Baca berita tanpa iklan. Gabung Kompas.com+

Dua Versi Cerita dalam Kasus Pemukulan Staf Masinton

Kompas.com - 02/02/2016, 06:00 WIB
Robertus Belarminus

Penulis

JAKARTA, KOMPAS.com — Kasus kekerasan yang pelakunya diduga anggota Dewan Perwakilan Rakyat (DPR) kembali terjadi. Kali ini, anggota DPR Fraksi PDI Perjuangan, Masinton Pasaribu, diduga telah menganiaya staf ahlinya, Dita Aditia (27).

Terdapat dua versi kronologi kasus pemukulan ini, antara versi Masinton dan Dita. Berikut penjelasannya.

Masinton dilaporkan

Masinton yang merupakan anggota Komisi III DPR itu mendadak dilaporkan ke Badan Reserse Kriminal Polri atas tuduhan pemukulan terhadap staf ahlinya yang bernama Dita Aditia.

Dia dilaporkan oleh Sekretaris Dewan Pimpinan Wilayah Partai Nasdem DKI Jakarta Wibi Andrino pada Sabtu (30/1/2016) malam.

Menurut Wibi, pemukulan itu terjadi pada 21 Januari 2016 malam. Saat itu, Masinton menjemput Dita di Kafe Camden, Cikini, Jakarta Pusat.

"Staf ahlinya dibawa muter-muter, lalu di dalam mobil dipukul," kata Wibi.

Dita diam saja dan enggan memprosesnya secara hukum. Masinton disebut memberi Dita obat-obatan agar lekas sembuh.

Namun, pengurus DPW Partai Nasdem DKI Jakarta kemudian mempertanyakan luka di mata sebelah kanan Dita.

"Katanya, ini dipukul Masinton, makanya dilaporkan," kata Wibi.

(Entri data tersimpan)

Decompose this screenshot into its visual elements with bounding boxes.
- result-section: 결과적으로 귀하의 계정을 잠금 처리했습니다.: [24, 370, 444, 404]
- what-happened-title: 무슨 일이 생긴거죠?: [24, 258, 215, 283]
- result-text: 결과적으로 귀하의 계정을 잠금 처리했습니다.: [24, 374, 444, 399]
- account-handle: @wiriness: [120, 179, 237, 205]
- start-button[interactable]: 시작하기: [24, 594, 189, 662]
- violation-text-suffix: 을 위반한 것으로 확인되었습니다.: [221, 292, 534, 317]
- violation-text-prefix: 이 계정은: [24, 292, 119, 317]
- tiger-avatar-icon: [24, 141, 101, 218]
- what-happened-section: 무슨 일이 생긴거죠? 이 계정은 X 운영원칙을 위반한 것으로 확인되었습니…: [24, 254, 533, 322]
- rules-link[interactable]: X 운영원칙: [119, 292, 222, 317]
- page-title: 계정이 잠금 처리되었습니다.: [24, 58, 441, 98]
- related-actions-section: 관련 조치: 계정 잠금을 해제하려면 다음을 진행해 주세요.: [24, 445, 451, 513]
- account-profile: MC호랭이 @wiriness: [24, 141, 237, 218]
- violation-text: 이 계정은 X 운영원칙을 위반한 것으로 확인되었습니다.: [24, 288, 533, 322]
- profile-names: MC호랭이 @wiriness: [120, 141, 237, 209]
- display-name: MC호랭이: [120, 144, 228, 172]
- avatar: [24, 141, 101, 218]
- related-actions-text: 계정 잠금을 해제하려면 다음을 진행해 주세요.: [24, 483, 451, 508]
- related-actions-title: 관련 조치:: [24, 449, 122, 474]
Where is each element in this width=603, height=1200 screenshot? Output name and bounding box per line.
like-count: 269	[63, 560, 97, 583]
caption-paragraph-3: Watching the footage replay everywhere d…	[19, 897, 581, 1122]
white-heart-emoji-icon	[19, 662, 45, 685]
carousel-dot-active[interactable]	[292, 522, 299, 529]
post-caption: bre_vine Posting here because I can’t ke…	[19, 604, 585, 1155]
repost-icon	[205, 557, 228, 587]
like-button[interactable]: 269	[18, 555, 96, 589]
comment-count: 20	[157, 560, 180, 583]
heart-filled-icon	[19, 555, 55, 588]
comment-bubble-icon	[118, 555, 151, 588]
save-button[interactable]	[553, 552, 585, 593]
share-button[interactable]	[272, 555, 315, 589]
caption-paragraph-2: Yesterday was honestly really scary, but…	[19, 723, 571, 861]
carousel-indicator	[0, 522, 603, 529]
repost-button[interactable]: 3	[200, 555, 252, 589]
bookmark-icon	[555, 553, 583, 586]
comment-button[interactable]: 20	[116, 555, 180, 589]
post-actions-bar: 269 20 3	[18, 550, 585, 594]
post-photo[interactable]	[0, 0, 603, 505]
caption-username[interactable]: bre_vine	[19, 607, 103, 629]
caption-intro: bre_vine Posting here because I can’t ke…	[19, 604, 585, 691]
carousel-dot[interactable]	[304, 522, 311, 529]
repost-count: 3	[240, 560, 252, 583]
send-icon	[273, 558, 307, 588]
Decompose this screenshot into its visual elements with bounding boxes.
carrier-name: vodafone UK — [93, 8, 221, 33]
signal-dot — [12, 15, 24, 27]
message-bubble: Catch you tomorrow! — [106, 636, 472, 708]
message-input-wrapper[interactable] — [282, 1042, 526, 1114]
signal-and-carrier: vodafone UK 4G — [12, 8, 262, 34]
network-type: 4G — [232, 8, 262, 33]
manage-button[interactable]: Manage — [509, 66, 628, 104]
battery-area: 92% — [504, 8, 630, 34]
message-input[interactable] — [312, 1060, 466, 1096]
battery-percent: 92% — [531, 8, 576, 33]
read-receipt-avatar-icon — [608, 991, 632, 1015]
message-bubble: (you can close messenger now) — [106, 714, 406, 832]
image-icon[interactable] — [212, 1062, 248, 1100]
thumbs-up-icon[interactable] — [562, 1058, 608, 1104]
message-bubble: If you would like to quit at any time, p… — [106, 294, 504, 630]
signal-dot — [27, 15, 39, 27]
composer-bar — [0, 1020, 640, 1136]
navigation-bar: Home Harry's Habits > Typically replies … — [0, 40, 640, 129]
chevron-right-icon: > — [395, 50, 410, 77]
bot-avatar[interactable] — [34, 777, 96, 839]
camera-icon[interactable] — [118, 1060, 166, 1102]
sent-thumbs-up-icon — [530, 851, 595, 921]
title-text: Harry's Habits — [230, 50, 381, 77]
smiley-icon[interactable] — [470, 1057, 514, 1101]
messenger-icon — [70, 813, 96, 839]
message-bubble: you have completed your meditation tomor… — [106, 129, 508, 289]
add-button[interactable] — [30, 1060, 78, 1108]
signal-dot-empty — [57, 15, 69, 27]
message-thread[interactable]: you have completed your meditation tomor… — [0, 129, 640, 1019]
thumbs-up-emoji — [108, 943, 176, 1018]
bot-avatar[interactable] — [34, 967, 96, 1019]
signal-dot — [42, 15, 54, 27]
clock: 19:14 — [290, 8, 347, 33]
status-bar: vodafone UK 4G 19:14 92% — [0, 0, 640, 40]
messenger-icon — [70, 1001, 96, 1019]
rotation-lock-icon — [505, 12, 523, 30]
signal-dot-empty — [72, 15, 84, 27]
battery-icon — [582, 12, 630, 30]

**Tugas 1**
Tampilkan bagian berita tentang pemukulan staf Masinton dari "Masinton yang merupakan" sampai "agar lekas sembuh." tanpa mengubah apa pun.
**Tugas 2**
Untuk setiap pernyataan di bawah, jawab ya atau tidak apakah pernyataan itu sesuai dengan berita tentang pemukulan staf Masinton, lalu kutip kata-kata berita yang menentukan jawabannya.
(a) Masinton adalah anggota Komisi III DPR.
(b) Menurut Wibi, pemukulan terjadi pada Sabtu (30/1/2016) malam.
(c) Menurut Wibi, Masinton menjemput Dita di Kafe Camden, Cikini.

**Jawaban Lengkap 1**
Masinton yang merupakan anggota Komisi III DPR itu mendadak dilaporkan ke Badan Reserse Kriminal Polri atas tuduhan pemukulan terhadap staf ahlinya yang bernama Dita Aditia.

Dia dilaporkan oleh Sekretaris Dewan Pimpinan Wilayah Partai Nasdem DKI Jakarta Wibi Andrino pada Sabtu (30/1/2016) malam.

Menurut Wibi, pemukulan itu terjadi pada 21 Januari 2016 malam. Saat itu, Masinton menjemput Dita di Kafe Camden, Cikini, Jakarta Pusat.

"Staf ahlinya dibawa muter-muter, lalu di dalam mobil dipukul," kata Wibi.

Dita diam saja dan enggan memprosesnya secara hukum. Masinton disebut memberi Dita obat-obatan agar lekas sembuh.

**Jawaban Lengkap 2**
(a) Ya: "Masinton yang merupakan anggota Komisi III DPR itu"
(b) Tidak: "Menurut Wibi, pemukulan itu terjadi pada 21 Januari 2016 malam."
(c) Ya: "Saat itu, Masinton menjemput Dita di Kafe Camden, Cikini, Jakarta Pusat."